◆ Task goal ◆
Select all lines holding the word "wrinkled" from the entries that follow.

[Data entries]
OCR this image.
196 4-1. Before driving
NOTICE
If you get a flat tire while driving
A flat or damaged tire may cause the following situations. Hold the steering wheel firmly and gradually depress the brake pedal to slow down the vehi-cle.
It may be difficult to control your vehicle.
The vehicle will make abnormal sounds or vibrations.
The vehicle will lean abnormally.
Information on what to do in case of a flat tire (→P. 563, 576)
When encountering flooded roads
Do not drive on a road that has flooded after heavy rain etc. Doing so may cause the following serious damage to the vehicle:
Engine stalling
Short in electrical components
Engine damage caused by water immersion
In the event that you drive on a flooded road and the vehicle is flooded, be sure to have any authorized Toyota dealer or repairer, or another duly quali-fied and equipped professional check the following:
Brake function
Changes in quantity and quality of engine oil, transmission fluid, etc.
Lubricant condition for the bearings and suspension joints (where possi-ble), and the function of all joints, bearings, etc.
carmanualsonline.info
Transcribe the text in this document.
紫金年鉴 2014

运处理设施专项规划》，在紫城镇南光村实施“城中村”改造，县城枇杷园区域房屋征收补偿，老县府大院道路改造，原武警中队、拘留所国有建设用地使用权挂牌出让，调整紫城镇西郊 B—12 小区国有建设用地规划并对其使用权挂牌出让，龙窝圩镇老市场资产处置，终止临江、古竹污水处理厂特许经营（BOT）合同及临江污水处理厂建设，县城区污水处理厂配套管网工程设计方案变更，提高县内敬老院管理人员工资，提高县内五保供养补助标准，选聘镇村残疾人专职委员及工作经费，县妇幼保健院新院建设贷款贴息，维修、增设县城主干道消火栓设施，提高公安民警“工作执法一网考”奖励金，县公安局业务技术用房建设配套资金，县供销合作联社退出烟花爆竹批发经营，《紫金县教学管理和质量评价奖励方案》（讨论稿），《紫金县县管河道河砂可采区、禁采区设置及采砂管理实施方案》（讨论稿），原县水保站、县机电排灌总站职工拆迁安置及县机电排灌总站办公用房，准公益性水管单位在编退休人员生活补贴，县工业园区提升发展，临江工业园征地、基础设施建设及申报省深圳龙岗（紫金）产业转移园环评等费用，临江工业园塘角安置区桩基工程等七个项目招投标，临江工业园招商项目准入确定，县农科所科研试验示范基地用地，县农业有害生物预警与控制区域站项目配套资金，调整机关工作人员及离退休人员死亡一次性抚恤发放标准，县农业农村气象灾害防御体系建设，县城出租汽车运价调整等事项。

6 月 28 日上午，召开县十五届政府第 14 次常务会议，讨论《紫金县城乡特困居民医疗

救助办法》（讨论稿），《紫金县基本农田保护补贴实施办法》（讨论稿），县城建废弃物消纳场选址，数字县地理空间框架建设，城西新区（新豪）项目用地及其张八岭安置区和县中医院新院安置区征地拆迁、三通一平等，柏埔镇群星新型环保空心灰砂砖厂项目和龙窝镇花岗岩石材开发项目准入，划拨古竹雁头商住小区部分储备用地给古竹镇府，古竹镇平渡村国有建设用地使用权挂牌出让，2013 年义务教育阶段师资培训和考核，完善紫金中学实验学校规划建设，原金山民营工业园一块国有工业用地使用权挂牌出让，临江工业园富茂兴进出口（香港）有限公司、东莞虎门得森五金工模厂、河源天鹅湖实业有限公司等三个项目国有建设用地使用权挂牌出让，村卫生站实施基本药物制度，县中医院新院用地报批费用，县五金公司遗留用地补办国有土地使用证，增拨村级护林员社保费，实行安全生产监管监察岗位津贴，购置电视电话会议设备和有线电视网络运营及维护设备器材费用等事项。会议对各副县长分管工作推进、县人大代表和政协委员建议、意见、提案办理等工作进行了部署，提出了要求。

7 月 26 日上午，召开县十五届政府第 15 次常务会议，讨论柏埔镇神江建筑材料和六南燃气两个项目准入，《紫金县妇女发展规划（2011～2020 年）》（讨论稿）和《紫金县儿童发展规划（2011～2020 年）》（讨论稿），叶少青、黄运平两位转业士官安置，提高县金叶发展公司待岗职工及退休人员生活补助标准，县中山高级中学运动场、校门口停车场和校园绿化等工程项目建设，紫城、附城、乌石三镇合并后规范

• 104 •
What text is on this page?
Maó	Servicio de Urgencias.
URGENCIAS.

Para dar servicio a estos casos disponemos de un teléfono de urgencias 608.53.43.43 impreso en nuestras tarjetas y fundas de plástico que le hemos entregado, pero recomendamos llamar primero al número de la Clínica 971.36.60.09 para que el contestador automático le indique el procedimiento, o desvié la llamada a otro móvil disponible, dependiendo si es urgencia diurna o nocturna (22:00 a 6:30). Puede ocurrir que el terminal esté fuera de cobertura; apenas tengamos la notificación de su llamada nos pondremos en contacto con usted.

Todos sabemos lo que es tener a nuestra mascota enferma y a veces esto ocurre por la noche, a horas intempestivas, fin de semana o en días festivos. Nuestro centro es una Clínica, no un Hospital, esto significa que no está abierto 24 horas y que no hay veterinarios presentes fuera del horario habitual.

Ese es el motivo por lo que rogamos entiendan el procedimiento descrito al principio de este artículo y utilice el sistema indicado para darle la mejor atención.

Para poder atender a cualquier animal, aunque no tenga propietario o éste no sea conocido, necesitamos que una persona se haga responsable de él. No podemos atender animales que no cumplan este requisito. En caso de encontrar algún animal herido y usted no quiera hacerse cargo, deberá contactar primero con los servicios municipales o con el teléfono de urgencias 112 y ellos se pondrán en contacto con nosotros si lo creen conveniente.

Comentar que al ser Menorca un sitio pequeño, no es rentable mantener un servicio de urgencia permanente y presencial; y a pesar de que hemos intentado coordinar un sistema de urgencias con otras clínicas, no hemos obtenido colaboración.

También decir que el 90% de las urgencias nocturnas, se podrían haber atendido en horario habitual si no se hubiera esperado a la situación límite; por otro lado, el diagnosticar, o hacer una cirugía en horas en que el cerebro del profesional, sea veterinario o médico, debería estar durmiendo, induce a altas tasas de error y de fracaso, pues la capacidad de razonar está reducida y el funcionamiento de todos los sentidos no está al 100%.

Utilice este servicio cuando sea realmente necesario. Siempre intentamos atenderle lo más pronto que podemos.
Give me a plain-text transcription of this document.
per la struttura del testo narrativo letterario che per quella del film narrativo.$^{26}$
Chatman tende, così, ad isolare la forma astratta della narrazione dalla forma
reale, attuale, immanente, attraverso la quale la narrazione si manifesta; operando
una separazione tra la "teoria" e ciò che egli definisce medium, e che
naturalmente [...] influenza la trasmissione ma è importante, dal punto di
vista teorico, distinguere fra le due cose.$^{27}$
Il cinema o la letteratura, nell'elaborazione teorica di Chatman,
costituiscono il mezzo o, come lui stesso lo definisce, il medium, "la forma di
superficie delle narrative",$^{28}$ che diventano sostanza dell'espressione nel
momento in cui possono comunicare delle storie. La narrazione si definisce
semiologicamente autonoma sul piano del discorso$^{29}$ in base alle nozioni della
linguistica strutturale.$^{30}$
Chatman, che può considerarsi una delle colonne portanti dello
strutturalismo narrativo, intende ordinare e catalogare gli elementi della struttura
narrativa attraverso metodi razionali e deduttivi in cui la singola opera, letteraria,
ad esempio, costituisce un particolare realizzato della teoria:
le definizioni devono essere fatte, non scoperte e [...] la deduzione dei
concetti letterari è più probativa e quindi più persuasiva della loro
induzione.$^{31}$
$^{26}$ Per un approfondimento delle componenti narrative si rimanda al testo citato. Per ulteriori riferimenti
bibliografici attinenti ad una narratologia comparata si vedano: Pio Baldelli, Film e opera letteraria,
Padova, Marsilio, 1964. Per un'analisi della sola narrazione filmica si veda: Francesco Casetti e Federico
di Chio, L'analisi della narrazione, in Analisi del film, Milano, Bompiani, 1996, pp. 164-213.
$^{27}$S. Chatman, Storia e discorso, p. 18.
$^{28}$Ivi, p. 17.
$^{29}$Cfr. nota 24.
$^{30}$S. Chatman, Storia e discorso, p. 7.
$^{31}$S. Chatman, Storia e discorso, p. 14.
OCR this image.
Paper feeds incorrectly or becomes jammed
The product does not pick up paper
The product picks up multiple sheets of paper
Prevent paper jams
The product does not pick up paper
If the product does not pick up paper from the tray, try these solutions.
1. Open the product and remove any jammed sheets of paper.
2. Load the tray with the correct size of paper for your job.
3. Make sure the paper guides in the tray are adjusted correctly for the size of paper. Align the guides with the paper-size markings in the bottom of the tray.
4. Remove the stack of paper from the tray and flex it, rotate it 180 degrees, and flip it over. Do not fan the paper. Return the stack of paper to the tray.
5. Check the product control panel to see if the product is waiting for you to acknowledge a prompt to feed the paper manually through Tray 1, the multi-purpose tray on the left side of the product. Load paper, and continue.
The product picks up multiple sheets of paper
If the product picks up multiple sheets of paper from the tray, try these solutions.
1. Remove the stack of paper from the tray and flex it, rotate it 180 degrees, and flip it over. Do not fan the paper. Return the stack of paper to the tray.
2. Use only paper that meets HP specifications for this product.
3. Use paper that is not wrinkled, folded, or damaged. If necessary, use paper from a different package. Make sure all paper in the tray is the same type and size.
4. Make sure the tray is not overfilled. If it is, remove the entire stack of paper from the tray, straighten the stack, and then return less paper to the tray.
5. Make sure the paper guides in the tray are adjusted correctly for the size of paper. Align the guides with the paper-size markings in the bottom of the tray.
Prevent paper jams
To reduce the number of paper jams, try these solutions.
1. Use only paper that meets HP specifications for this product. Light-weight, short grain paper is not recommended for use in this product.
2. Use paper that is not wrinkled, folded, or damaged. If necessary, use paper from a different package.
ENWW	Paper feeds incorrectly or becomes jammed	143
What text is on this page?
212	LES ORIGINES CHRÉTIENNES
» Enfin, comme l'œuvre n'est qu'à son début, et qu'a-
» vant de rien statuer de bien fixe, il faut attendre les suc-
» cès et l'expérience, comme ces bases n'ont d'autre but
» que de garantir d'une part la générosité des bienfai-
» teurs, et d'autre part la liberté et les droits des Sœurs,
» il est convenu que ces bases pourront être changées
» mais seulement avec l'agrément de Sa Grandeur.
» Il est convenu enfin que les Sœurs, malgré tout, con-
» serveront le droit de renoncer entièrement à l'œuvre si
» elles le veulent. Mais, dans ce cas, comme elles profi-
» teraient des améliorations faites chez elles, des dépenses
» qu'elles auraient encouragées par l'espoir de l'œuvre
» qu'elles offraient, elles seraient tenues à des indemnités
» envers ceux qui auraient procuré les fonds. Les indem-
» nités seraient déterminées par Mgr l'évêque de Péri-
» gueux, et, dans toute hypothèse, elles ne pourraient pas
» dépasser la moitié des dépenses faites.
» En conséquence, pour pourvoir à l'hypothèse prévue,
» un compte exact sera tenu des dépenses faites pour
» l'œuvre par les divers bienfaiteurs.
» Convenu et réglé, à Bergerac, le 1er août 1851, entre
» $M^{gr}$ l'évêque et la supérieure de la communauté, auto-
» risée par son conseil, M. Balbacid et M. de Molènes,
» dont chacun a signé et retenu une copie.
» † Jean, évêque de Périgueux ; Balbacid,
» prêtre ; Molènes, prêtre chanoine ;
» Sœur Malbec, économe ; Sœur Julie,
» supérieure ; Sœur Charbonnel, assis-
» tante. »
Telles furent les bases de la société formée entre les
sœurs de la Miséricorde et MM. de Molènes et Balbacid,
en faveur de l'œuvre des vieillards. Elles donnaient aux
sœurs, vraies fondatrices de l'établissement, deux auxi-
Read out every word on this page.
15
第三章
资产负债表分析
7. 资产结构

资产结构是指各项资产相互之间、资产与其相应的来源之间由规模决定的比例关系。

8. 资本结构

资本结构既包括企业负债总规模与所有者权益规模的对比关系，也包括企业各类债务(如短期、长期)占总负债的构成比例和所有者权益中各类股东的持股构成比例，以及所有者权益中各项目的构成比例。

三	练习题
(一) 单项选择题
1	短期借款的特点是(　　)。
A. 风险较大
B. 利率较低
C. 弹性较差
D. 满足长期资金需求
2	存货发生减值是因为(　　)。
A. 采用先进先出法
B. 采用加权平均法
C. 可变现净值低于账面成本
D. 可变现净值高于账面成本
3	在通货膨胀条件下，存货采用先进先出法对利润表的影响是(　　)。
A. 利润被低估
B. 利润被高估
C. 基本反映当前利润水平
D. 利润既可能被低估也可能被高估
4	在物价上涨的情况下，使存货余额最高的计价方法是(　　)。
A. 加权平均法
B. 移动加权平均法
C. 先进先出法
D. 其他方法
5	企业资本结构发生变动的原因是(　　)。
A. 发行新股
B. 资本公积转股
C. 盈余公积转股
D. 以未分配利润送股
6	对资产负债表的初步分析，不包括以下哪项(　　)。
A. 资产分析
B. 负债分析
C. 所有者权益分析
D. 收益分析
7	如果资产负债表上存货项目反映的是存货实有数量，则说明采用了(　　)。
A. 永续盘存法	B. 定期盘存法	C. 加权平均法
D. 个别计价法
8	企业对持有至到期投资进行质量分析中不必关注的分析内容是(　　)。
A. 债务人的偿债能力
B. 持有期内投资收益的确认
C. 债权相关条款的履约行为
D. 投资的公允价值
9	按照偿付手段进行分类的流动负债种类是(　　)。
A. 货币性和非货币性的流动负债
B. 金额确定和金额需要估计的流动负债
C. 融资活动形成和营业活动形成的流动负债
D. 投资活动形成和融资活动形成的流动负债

◆ Full output ◆
3. Use paper that is not wrinkled, folded, or damaged. If necessary, use paper from a different package. Make sure all paper in the tray is the same type and size.
2. Use paper that is not wrinkled, folded, or damaged. If necessary, use paper from a different package.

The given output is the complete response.